_What is required_: Copy every record below exactly as written, but leave out the pictures.

_Supplied records_:
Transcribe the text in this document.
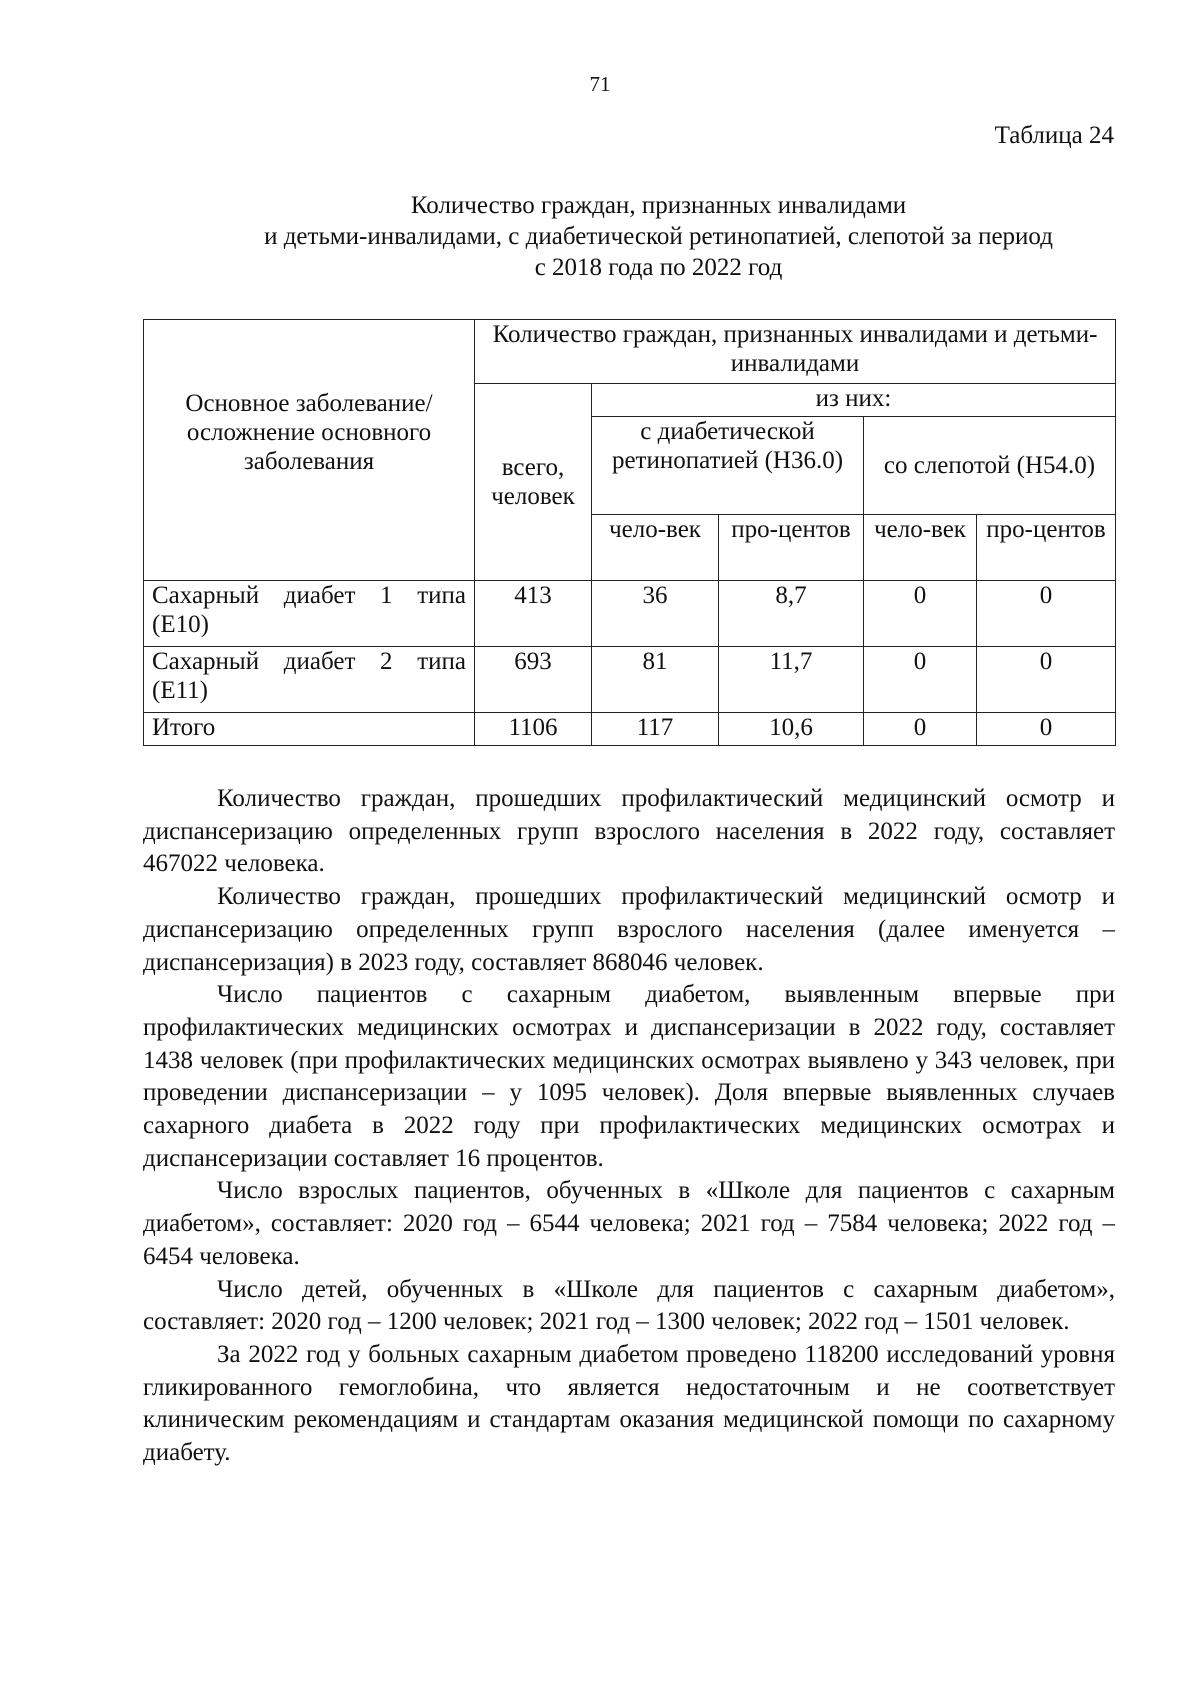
71
Таблица 24
Количество граждан, признанных инвалидами
и детьми-инвалидами, с диабетической ретинопатией, слепотой за период
с 2018 года по 2022 год
Основное заболевание/осложнение основного заболевания	Количество граждан, признанных инвалидами и детьми-инвалидами				
	всего, человек	из них:			
		с диабетической ретинопатией (Н36.0)		со слепотой (Н54.0)	
		чело-век	про-центов	чело-век	про-центов
Сахарный диабет 1 типа (Е10)	413	36	8,7	0	0
Сахарный диабет 2 типа (Е11)	693	81	11,7	0	0
Итого	1106	117	10,6	0	0

Количество граждан, прошедших профилактический медицинский осмотр и диспансеризацию определенных групп взрослого населения в 2022 году, составляет 467022 человека.

Количество граждан, прошедших профилактический медицинский осмотр и диспансеризацию определенных групп взрослого населения (далее именуется – диспансеризация) в 2023 году, составляет 868046 человек.

Число пациентов с сахарным диабетом, выявленным впервые при профилактических медицинских осмотрах и диспансеризации в 2022 году, составляет 1438 человек (при профилактических медицинских осмотрах выявлено у 343 человек, при проведении диспансеризации – у 1095 человек). Доля впервые выявленных случаев сахарного диабета в 2022 году при профилактических медицинских осмотрах и диспансеризации составляет 16 процентов.

Число взрослых пациентов, обученных в «Школе для пациентов с сахарным диабетом», составляет: 2020 год – 6544 человека; 2021 год – 7584 человека; 2022 год – 6454 человека.

Число детей, обученных в «Школе для пациентов с сахарным диабетом», составляет: 2020 год – 1200 человек; 2021 год – 1300 человек; 2022 год – 1501 человек.

За 2022 год у больных сахарным диабетом проведено 118200 исследований уровня гликированного гемоглобина, что является недостаточным и не соответствует клиническим рекомендациям и стандартам оказания медицинской помощи по сахарному диабету.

_Written answer_:
Transcribe the text in this document.
71
Таблица 24
Количество граждан, признанных инвалидами
и детьми-инвалидами, с диабетической ретинопатией, слепотой за период
с 2018 года по 2022 год
Основное заболевание/осложнение основного заболевания	Количество граждан, признанных инвалидами и детьми-инвалидами				
	всего, человек	из них:			
		с диабетической ретинопатией (Н36.0)		со слепотой (Н54.0)	
		чело-век	про-центов	чело-век	про-центов
Сахарный диабет 1 типа (Е10)	413	36	8,7	0	0
Сахарный диабет 2 типа (Е11)	693	81	11,7	0	0
Итого	1106	117	10,6	0	0

Количество граждан, прошедших профилактический медицинский осмотр и диспансеризацию определенных групп взрослого населения в 2022 году, составляет 467022 человека.

Количество граждан, прошедших профилактический медицинский осмотр и диспансеризацию определенных групп взрослого населения (далее именуется – диспансеризация) в 2023 году, составляет 868046 человек.

Число пациентов с сахарным диабетом, выявленным впервые при профилактических медицинских осмотрах и диспансеризации в 2022 году, составляет 1438 человек (при профилактических медицинских осмотрах выявлено у 343 человек, при проведении диспансеризации – у 1095 человек). Доля впервые выявленных случаев сахарного диабета в 2022 году при профилактических медицинских осмотрах и диспансеризации составляет 16 процентов.

Число взрослых пациентов, обученных в «Школе для пациентов с сахарным диабетом», составляет: 2020 год – 6544 человека; 2021 год – 7584 человека; 2022 год – 6454 человека.

Число детей, обученных в «Школе для пациентов с сахарным диабетом», составляет: 2020 год – 1200 человек; 2021 год – 1300 человек; 2022 год – 1501 человек.

За 2022 год у больных сахарным диабетом проведено 118200 исследований уровня гликированного гемоглобина, что является недостаточным и не соответствует клиническим рекомендациям и стандартам оказания медицинской помощи по сахарному диабету.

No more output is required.